Copy out every line containing the word "appella".

Data entries
:::

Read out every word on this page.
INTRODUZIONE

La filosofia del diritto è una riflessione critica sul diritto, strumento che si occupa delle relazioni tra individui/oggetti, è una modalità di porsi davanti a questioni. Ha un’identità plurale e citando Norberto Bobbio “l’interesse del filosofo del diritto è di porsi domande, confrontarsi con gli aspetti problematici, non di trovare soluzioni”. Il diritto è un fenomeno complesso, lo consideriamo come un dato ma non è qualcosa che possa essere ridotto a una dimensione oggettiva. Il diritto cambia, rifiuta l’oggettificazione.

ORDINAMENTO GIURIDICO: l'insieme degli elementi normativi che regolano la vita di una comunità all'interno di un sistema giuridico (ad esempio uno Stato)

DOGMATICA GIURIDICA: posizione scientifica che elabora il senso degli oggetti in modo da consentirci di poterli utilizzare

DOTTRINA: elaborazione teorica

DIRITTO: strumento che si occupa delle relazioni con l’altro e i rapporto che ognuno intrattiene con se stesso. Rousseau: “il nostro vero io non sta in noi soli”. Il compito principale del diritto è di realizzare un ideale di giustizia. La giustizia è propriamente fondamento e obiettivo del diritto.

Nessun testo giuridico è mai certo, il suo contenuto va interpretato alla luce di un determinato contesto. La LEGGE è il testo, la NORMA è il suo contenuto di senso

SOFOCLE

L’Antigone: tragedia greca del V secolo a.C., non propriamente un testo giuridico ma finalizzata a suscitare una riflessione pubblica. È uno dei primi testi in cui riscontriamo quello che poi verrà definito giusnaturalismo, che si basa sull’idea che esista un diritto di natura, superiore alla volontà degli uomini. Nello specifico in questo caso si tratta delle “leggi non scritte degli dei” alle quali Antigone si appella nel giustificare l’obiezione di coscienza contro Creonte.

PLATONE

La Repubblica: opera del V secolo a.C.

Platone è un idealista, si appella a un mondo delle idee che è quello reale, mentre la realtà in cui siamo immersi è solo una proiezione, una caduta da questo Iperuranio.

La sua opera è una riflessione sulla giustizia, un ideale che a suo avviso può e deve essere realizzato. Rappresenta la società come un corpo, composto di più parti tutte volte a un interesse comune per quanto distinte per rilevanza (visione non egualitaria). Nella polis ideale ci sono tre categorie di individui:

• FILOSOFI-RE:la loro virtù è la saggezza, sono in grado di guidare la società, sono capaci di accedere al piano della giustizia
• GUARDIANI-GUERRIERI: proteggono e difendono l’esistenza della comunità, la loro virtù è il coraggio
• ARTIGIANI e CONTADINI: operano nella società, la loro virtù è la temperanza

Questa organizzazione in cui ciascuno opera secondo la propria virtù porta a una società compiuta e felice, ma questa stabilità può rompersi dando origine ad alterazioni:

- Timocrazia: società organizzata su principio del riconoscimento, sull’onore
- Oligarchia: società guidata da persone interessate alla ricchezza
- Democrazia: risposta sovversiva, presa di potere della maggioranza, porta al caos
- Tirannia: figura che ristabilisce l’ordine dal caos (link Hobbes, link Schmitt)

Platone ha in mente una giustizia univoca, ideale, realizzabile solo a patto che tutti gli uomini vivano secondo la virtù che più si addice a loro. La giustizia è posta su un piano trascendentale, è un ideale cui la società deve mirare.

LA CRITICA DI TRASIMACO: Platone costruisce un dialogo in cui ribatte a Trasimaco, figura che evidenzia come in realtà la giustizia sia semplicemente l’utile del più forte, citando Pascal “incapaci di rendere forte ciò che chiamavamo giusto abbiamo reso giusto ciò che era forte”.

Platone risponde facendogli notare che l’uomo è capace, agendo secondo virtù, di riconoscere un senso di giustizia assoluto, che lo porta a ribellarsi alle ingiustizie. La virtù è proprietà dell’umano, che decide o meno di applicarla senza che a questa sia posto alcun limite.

:::

__Solved problem__
L’Antigone: tragedia greca del V secolo a.C., non propriamente un testo giuridico ma finalizzata a suscitare una riflessione pubblica. È uno dei primi testi in cui riscontriamo quello che poi verrà definito giusnaturalismo, che si basa sull’idea che esista un diritto di natura, superiore alla volontà degli uomini. Nello specifico in questo caso si tratta delle “leggi non scritte degli dei” alle quali Antigone si appella nel giustificare l’obiezione di coscienza contro Creonte.
Platone è un idealista, si appella a un mondo delle idee che è quello reale, mentre la realtà in cui siamo immersi è solo una proiezione, una caduta da questo Iperuranio.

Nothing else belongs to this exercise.